(Data excerpts)
+--

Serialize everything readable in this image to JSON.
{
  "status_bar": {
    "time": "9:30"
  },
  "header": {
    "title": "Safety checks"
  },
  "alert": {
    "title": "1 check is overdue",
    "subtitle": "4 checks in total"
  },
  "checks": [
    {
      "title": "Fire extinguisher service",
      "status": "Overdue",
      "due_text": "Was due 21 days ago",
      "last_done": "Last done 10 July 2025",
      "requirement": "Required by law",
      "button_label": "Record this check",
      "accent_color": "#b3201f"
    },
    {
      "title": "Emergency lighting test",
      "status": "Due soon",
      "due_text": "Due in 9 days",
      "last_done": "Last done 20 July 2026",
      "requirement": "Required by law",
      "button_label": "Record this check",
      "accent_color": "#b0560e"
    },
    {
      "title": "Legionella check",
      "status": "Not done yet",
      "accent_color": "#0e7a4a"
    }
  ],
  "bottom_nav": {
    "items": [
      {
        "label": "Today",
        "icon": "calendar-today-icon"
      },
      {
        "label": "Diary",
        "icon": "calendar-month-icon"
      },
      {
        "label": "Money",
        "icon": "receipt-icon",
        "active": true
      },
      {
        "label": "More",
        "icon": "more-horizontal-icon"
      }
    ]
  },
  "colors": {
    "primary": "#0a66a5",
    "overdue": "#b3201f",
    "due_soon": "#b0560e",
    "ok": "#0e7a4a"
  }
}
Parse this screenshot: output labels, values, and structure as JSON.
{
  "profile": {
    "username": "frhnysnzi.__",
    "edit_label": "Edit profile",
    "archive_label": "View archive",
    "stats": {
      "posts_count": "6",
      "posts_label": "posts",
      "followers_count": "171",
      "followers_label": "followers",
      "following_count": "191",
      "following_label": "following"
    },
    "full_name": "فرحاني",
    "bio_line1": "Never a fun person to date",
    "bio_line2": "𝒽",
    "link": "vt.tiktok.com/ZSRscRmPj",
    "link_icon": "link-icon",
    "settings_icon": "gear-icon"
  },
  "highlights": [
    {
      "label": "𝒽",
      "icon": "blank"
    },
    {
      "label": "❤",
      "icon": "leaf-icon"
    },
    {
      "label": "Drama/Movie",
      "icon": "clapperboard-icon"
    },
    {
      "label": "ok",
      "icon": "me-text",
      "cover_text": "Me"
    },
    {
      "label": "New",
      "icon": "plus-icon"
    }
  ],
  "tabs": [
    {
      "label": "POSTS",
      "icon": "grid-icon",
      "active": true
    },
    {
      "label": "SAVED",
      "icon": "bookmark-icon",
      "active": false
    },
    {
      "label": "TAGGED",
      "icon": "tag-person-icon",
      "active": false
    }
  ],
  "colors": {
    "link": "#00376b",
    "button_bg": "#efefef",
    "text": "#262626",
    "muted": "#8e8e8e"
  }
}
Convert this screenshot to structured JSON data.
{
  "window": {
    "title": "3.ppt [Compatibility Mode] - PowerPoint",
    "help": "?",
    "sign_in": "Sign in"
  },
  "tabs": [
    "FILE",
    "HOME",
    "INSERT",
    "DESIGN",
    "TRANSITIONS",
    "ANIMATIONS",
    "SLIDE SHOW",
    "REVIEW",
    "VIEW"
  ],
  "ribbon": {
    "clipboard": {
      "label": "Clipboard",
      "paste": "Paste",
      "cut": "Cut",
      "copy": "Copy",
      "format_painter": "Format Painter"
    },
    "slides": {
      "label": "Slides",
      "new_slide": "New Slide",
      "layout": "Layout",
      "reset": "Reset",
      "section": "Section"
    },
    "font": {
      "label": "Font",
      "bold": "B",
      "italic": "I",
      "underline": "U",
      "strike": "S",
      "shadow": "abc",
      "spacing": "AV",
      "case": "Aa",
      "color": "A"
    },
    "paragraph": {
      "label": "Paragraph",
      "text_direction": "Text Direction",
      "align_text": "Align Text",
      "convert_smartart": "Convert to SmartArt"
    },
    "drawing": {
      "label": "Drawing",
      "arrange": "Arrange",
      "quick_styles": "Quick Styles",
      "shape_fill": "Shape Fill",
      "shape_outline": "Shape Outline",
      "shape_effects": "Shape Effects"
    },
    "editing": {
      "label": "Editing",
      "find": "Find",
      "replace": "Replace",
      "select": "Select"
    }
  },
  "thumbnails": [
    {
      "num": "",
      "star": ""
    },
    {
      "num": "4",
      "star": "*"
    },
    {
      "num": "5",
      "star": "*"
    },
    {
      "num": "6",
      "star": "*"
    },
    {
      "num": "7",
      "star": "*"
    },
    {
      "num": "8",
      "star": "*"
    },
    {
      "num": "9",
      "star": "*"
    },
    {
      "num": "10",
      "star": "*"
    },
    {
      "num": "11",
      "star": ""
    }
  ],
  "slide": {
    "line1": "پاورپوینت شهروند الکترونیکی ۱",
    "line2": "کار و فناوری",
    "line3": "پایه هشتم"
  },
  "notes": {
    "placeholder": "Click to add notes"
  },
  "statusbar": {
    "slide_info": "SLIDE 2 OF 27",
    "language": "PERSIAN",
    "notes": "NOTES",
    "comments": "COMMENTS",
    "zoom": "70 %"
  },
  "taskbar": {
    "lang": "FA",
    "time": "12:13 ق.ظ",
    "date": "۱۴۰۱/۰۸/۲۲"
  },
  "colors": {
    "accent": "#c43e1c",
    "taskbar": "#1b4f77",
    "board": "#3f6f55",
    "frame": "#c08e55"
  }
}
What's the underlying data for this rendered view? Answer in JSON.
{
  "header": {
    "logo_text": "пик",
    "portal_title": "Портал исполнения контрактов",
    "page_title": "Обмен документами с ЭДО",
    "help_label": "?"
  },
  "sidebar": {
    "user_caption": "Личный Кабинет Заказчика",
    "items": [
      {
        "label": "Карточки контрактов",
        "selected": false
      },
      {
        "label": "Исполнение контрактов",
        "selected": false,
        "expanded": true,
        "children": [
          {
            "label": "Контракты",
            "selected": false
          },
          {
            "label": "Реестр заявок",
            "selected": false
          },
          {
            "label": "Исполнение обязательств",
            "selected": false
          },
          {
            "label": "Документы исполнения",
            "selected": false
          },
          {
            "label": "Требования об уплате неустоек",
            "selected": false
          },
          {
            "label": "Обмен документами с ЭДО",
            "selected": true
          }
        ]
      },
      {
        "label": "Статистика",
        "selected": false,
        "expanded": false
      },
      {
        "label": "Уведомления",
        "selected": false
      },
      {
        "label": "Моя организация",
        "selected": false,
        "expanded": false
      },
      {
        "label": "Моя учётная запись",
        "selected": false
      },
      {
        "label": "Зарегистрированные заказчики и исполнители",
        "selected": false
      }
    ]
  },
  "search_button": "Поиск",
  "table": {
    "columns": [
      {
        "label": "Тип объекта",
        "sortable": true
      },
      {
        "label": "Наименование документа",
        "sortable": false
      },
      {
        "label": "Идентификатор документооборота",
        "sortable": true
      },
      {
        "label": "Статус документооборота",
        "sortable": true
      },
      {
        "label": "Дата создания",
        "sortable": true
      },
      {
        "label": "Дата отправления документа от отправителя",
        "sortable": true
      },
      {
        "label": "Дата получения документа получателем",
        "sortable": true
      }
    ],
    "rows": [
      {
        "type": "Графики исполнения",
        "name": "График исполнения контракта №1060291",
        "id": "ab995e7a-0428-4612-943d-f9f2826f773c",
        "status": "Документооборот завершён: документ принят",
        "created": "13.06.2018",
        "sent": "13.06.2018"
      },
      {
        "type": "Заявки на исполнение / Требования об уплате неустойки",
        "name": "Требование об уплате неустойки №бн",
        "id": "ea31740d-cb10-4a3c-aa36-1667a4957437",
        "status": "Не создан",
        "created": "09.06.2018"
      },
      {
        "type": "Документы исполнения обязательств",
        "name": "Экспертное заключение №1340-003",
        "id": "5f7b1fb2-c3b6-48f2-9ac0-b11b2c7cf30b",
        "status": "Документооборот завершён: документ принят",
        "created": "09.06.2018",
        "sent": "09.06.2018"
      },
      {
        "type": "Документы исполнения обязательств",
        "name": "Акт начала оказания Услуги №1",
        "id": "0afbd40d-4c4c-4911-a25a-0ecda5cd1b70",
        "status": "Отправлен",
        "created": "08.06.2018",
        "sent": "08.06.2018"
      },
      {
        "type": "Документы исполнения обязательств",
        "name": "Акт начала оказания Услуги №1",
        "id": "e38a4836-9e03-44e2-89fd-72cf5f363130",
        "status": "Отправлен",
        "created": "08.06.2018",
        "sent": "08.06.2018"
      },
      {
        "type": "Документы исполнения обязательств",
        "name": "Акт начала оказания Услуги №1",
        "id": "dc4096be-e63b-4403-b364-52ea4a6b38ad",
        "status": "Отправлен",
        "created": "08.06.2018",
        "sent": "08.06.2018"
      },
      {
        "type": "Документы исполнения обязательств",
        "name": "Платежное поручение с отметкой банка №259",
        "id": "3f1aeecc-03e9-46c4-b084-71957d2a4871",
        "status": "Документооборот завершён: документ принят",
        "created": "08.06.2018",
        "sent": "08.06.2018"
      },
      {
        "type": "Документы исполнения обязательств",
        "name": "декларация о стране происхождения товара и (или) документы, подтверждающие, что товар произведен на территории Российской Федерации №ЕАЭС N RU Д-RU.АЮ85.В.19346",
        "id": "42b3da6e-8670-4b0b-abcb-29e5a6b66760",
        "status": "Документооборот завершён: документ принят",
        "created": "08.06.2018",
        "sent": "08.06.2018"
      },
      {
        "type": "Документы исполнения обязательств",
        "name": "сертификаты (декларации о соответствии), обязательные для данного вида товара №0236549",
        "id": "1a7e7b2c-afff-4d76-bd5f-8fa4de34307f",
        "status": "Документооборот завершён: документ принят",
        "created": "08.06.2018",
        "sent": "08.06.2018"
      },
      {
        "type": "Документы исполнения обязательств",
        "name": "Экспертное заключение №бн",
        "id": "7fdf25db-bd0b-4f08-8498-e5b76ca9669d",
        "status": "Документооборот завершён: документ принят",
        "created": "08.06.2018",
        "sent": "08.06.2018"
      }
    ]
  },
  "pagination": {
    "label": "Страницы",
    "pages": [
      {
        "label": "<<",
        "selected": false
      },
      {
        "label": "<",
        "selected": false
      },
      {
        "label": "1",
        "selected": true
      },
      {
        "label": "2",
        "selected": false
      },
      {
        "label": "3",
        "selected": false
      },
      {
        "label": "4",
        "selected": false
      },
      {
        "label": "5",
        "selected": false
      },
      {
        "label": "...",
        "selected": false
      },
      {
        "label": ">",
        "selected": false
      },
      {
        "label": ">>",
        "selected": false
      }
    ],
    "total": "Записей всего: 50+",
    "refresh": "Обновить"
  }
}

+--

GIVEN PROBLEM: Copy each line of the listing that includes "total".

OUTPUT FOR THIS TASK:
    "subtitle": "4 checks in total"
    "total": "Записей всего: 50+",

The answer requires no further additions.